** SET PROBLEM **
Every line of the material below must be repeated exactly.

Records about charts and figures
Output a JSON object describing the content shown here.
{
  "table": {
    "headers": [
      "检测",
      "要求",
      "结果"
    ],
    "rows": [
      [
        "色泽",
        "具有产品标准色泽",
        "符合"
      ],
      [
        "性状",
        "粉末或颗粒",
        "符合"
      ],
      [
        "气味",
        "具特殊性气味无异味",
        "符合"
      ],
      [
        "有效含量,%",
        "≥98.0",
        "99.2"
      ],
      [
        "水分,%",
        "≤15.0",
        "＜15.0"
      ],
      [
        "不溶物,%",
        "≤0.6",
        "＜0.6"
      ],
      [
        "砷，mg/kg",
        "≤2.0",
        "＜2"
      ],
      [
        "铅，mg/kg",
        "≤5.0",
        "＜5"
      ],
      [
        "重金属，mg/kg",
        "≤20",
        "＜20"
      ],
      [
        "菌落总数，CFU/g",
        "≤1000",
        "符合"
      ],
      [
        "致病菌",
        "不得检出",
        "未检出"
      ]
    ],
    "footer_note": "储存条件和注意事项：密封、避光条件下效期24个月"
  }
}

** TASK ANSWER **
Output a JSON object describing the content shown here.
{
  "table": {
    "headers": [
      "检测",
      "要求",
      "结果"
    ],
    "rows": [
      [
        "色泽",
        "具有产品标准色泽",
        "符合"
      ],
      [
        "性状",
        "粉末或颗粒",
        "符合"
      ],
      [
        "气味",
        "具特殊性气味无异味",
        "符合"
      ],
      [
        "有效含量,%",
        "≥98.0",
        "99.2"
      ],
      [
        "水分,%",
        "≤15.0",
        "＜15.0"
      ],
      [
        "不溶物,%",
        "≤0.6",
        "＜0.6"
      ],
      [
        "砷，mg/kg",
        "≤2.0",
        "＜2"
      ],
      [
        "铅，mg/kg",
        "≤5.0",
        "＜5"
      ],
      [
        "重金属，mg/kg",
        "≤20",
        "＜20"
      ],
      [
        "菌落总数，CFU/g",
        "≤1000",
        "符合"
      ],
      [
        "致病菌",
        "不得检出",
        "未检出"
      ]
    ],
    "footer_note": "储存条件和注意事项：密封、避光条件下效期24个月"
  }
}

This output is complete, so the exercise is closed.